Problem description:
Can you reproduce the listing below word for word, starting with its first line and continuing through the line that contains "259, 403, 287]", with both of those lines included?

Coordinate annotation listing
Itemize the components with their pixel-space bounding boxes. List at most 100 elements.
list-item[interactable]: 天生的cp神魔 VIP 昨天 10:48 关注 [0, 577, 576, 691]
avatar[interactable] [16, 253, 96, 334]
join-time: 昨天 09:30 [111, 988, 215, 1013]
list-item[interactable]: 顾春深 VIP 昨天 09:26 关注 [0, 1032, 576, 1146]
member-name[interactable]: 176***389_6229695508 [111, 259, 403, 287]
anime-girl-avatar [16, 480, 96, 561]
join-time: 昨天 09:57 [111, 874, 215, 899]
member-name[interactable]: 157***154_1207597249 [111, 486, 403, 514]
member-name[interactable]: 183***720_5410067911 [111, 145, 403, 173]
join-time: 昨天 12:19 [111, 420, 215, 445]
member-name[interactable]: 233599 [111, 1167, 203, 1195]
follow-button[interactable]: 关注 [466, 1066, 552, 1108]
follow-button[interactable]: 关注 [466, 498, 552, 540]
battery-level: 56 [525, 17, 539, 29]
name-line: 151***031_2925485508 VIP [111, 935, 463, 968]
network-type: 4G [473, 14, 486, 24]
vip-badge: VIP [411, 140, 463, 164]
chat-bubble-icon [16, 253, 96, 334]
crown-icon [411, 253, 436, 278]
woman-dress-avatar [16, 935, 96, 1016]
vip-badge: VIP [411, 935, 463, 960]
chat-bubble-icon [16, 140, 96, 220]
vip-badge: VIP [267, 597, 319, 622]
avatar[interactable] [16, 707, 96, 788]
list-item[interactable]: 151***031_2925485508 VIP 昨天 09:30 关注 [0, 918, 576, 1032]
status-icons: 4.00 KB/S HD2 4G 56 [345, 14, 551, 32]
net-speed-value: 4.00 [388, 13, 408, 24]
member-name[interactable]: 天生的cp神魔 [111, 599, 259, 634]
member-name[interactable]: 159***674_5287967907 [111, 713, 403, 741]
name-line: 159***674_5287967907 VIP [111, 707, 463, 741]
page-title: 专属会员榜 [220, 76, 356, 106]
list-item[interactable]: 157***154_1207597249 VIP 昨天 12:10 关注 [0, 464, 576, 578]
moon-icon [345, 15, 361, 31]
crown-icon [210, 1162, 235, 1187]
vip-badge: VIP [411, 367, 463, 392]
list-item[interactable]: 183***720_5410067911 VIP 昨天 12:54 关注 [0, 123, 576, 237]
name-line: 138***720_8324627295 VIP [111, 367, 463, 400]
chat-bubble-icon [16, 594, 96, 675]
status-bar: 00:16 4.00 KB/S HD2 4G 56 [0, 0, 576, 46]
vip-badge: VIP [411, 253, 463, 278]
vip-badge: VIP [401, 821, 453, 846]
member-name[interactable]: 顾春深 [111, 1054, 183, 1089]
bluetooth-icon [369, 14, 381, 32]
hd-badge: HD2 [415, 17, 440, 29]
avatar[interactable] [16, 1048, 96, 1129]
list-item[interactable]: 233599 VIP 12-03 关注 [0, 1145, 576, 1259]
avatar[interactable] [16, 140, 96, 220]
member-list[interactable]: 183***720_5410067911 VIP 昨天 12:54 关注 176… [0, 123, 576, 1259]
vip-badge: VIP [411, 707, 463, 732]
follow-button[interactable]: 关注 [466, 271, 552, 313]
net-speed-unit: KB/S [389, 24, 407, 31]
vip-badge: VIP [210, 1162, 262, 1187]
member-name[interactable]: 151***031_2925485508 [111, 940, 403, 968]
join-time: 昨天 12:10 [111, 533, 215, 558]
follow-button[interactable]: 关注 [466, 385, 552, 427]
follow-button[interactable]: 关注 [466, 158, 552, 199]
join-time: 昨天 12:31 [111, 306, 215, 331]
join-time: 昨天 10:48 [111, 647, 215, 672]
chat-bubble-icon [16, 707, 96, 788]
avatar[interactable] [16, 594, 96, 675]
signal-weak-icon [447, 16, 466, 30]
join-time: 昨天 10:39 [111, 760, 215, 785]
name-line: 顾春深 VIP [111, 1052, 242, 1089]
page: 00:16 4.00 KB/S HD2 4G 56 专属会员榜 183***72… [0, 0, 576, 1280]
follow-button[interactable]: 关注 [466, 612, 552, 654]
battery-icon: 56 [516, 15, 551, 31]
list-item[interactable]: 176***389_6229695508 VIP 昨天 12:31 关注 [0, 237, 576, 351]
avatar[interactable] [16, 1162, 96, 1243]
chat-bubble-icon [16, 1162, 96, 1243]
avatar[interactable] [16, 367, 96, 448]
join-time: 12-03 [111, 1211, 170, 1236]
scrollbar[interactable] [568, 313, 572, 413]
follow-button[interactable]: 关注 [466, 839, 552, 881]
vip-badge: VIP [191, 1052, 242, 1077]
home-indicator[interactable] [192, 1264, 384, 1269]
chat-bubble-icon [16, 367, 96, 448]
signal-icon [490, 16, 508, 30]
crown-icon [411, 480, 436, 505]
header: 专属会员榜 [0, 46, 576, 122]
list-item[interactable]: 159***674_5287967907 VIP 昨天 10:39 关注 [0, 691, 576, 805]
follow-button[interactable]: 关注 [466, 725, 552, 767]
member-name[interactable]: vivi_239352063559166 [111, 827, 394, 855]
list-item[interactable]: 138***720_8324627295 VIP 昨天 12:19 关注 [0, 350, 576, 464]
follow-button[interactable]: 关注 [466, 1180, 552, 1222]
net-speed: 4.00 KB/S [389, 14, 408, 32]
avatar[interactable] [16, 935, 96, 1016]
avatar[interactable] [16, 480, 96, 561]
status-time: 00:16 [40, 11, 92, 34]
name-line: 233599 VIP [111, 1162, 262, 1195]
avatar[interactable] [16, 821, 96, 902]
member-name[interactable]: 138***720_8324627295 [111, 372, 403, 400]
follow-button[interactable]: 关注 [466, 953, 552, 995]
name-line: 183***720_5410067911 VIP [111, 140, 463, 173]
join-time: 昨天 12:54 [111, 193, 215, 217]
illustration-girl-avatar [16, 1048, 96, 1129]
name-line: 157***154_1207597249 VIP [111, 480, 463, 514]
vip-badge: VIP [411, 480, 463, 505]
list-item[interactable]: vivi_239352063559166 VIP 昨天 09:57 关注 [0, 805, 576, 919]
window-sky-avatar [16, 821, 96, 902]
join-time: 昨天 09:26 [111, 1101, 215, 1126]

Solution to the problem:
Itemize the components with their pixel-space bounding boxes. List at most 100 elements.
list-item[interactable]: 天生的cp神魔 VIP 昨天 10:48 关注 [0, 577, 576, 691]
avatar[interactable] [16, 253, 96, 334]
join-time: 昨天 09:30 [111, 988, 215, 1013]
list-item[interactable]: 顾春深 VIP 昨天 09:26 关注 [0, 1032, 576, 1146]
member-name[interactable]: 176***389_6229695508 [111, 259, 403, 287]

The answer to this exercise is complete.